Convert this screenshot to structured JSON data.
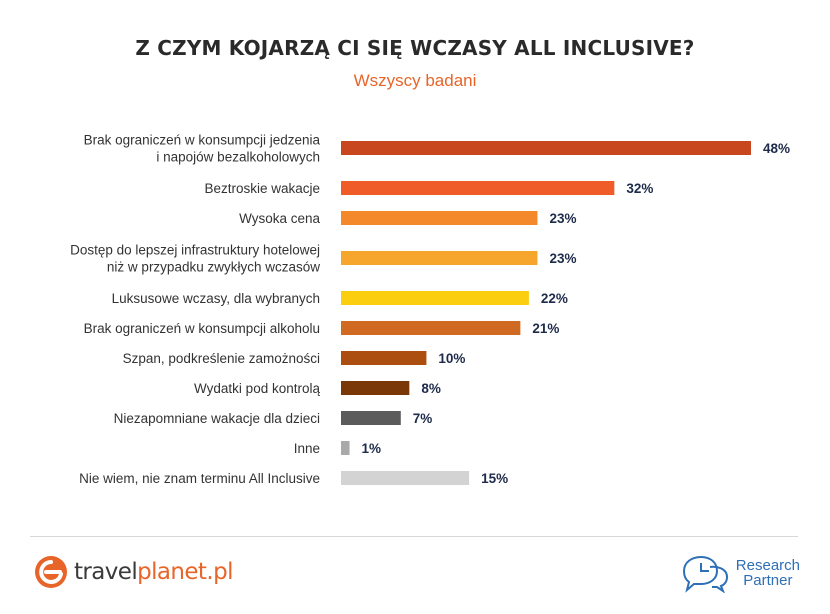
{
  "title": "Z CZYM KOJARZĄ CI SIĘ WCZASY ALL INCLUSIVE?",
  "subtitle": "Wszyscy badani",
  "chart_data": {
    "type": "bar",
    "orientation": "horizontal",
    "categories": [
      [
        "Brak ograniczeń w konsumpcji jedzenia",
        "i napojów bezalkoholowych"
      ],
      [
        "Beztroskie wakacje"
      ],
      [
        "Wysoka cena"
      ],
      [
        "Dostęp do lepszej infrastruktury hotelowej",
        "niż w przypadku zwykłych wczasów"
      ],
      [
        "Luksusowe wczasy, dla wybranych"
      ],
      [
        "Brak ograniczeń w konsumpcji alkoholu"
      ],
      [
        "Szpan, podkreślenie zamożności"
      ],
      [
        "Wydatki pod kontrolą"
      ],
      [
        "Niezapomniane wakacje dla dzieci"
      ],
      [
        "Inne"
      ],
      [
        "Nie wiem, nie znam terminu All Inclusive"
      ]
    ],
    "values": [
      48,
      32,
      23,
      23,
      22,
      21,
      10,
      8,
      7,
      1,
      15
    ],
    "value_labels": [
      "48%",
      "32%",
      "23%",
      "23%",
      "22%",
      "21%",
      "10%",
      "8%",
      "7%",
      "1%",
      "15%"
    ],
    "colors": [
      "#c9471f",
      "#ef5c28",
      "#f4892c",
      "#f7a62d",
      "#fcce10",
      "#d06a22",
      "#ab4e0f",
      "#7a3707",
      "#5b5b5b",
      "#a9a9a9",
      "#d3d3d3"
    ],
    "unit": "%",
    "xlim": [
      0,
      48
    ],
    "grid": false,
    "legend": "none"
  },
  "logos": {
    "left": {
      "part1": "travel",
      "part2": "planet.pl",
      "accent": "#e8652a"
    },
    "right": {
      "line1": "Research",
      "line2": "Partner",
      "color": "#2e6fb6"
    }
  }
}
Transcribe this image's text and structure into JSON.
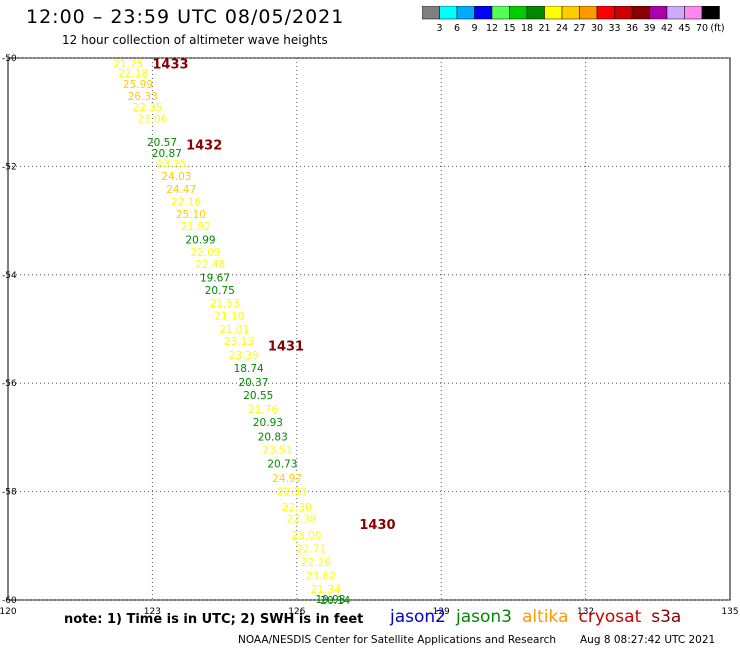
{
  "header": {
    "title": "12:00 – 23:59 UTC 08/05/2021",
    "subtitle": "12 hour collection of altimeter wave heights"
  },
  "legend": {
    "colors": [
      "#808080",
      "#00ffff",
      "#00aaff",
      "#0000ff",
      "#55ff55",
      "#00cc00",
      "#008800",
      "#ffff00",
      "#ffcc00",
      "#ff9900",
      "#ff0000",
      "#cc0000",
      "#880000",
      "#aa00aa",
      "#ccaaff",
      "#ff88ee",
      "#000000"
    ],
    "labels": [
      "3",
      "6",
      "9",
      "12",
      "15",
      "18",
      "21",
      "24",
      "27",
      "30",
      "33",
      "36",
      "39",
      "42",
      "45",
      "70",
      "(ft)"
    ]
  },
  "chart_data": {
    "type": "scatter",
    "title": "12 hour collection of altimeter wave heights",
    "xlabel": "",
    "ylabel": "",
    "xlim": [
      120,
      135
    ],
    "ylim": [
      -60,
      -50
    ],
    "x_ticks": [
      "120",
      "123",
      "126",
      "129",
      "132",
      "135"
    ],
    "y_ticks": [
      "-50",
      "-52",
      "-54",
      "-56",
      "-58",
      "-60"
    ],
    "gridlines": [
      123,
      126,
      129,
      132
    ],
    "swh_points": [
      {
        "lon": 122.5,
        "lat": -50.1,
        "v": "21.75",
        "c": "#ffff00"
      },
      {
        "lon": 122.6,
        "lat": -50.28,
        "v": "22.18",
        "c": "#ffff00"
      },
      {
        "lon": 122.7,
        "lat": -50.48,
        "v": "25.99",
        "c": "#ffcc00"
      },
      {
        "lon": 122.8,
        "lat": -50.7,
        "v": "26.33",
        "c": "#ffcc00"
      },
      {
        "lon": 122.9,
        "lat": -50.9,
        "v": "22.35",
        "c": "#ffff00"
      },
      {
        "lon": 123.0,
        "lat": -51.12,
        "v": "23.06",
        "c": "#ffff00"
      },
      {
        "lon": 123.2,
        "lat": -51.55,
        "v": "20.57",
        "c": "#008800"
      },
      {
        "lon": 123.3,
        "lat": -51.75,
        "v": "20.87",
        "c": "#008800"
      },
      {
        "lon": 123.4,
        "lat": -51.95,
        "v": "23.25",
        "c": "#ffff00"
      },
      {
        "lon": 123.5,
        "lat": -52.18,
        "v": "24.03",
        "c": "#ffcc00"
      },
      {
        "lon": 123.6,
        "lat": -52.42,
        "v": "24.47",
        "c": "#ffcc00"
      },
      {
        "lon": 123.7,
        "lat": -52.65,
        "v": "22.16",
        "c": "#ffff00"
      },
      {
        "lon": 123.8,
        "lat": -52.88,
        "v": "25.10",
        "c": "#ffcc00"
      },
      {
        "lon": 123.9,
        "lat": -53.1,
        "v": "21.92",
        "c": "#ffff00"
      },
      {
        "lon": 124.0,
        "lat": -53.35,
        "v": "20.99",
        "c": "#008800"
      },
      {
        "lon": 124.1,
        "lat": -53.58,
        "v": "22.09",
        "c": "#ffff00"
      },
      {
        "lon": 124.2,
        "lat": -53.8,
        "v": "22.48",
        "c": "#ffff00"
      },
      {
        "lon": 124.3,
        "lat": -54.05,
        "v": "19.67",
        "c": "#008800"
      },
      {
        "lon": 124.4,
        "lat": -54.28,
        "v": "20.75",
        "c": "#008800"
      },
      {
        "lon": 124.5,
        "lat": -54.52,
        "v": "21.53",
        "c": "#ffff00"
      },
      {
        "lon": 124.6,
        "lat": -54.75,
        "v": "21.10",
        "c": "#ffff00"
      },
      {
        "lon": 124.7,
        "lat": -55.0,
        "v": "21.01",
        "c": "#ffff00"
      },
      {
        "lon": 124.8,
        "lat": -55.22,
        "v": "23.13",
        "c": "#ffff00"
      },
      {
        "lon": 124.9,
        "lat": -55.48,
        "v": "23.39",
        "c": "#ffff00"
      },
      {
        "lon": 125.0,
        "lat": -55.72,
        "v": "18.74",
        "c": "#008800"
      },
      {
        "lon": 125.1,
        "lat": -55.98,
        "v": "20.37",
        "c": "#008800"
      },
      {
        "lon": 125.2,
        "lat": -56.22,
        "v": "20.55",
        "c": "#008800"
      },
      {
        "lon": 125.3,
        "lat": -56.48,
        "v": "21.76",
        "c": "#ffff00"
      },
      {
        "lon": 125.4,
        "lat": -56.72,
        "v": "20.93",
        "c": "#008800"
      },
      {
        "lon": 125.5,
        "lat": -56.98,
        "v": "20.83",
        "c": "#008800"
      },
      {
        "lon": 125.6,
        "lat": -57.22,
        "v": "23.51",
        "c": "#ffff00"
      },
      {
        "lon": 125.7,
        "lat": -57.48,
        "v": "20.73",
        "c": "#008800"
      },
      {
        "lon": 125.8,
        "lat": -57.75,
        "v": "24.97",
        "c": "#ffcc00"
      },
      {
        "lon": 125.9,
        "lat": -58.0,
        "v": "22.33",
        "c": "#ffff00"
      },
      {
        "lon": 126.0,
        "lat": -58.28,
        "v": "22.30",
        "c": "#ffff00"
      },
      {
        "lon": 126.1,
        "lat": -58.5,
        "v": "22.38",
        "c": "#ffff00"
      },
      {
        "lon": 126.2,
        "lat": -58.8,
        "v": "23.00",
        "c": "#ffff00"
      },
      {
        "lon": 126.3,
        "lat": -59.05,
        "v": "22.71",
        "c": "#ffff00"
      },
      {
        "lon": 126.4,
        "lat": -59.3,
        "v": "22.26",
        "c": "#ffff00"
      },
      {
        "lon": 126.5,
        "lat": -59.55,
        "v": "23.62",
        "c": "#ffff00"
      },
      {
        "lon": 126.6,
        "lat": -59.8,
        "v": "21.34",
        "c": "#ffff00"
      },
      {
        "lon": 126.7,
        "lat": -59.98,
        "v": "19.93",
        "c": "#008800"
      },
      {
        "lon": 126.8,
        "lat": -60.0,
        "v": "20.14",
        "c": "#008800"
      }
    ],
    "time_labels": [
      {
        "lon": 123.0,
        "lat": -50.1,
        "v": "1433"
      },
      {
        "lon": 123.7,
        "lat": -51.6,
        "v": "1432"
      },
      {
        "lon": 125.4,
        "lat": -55.3,
        "v": "1431"
      },
      {
        "lon": 127.3,
        "lat": -58.6,
        "v": "1430"
      }
    ]
  },
  "notes": {
    "note_text": "note:  1) Time is in UTC;  2) SWH is in feet",
    "satellites": [
      {
        "name": "jason2",
        "color": "#0000cc"
      },
      {
        "name": "jason3",
        "color": "#008800"
      },
      {
        "name": "altika",
        "color": "#ff9900"
      },
      {
        "name": "cryosat",
        "color": "#cc0000"
      },
      {
        "name": "s3a",
        "color": "#880000"
      }
    ]
  },
  "footer": {
    "credit": "NOAA/NESDIS Center for Satellite Applications and Research",
    "timestamp": "Aug  8 08:27:42 UTC 2021"
  }
}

_ _ _ _ _

* _Task details_: From the data above, copy each line that holds "altimeter".

* _Solution to the problem_:
    "subtitle": "12 hour collection of altimeter wave heights"
    "title": "12 hour collection of altimeter wave heights",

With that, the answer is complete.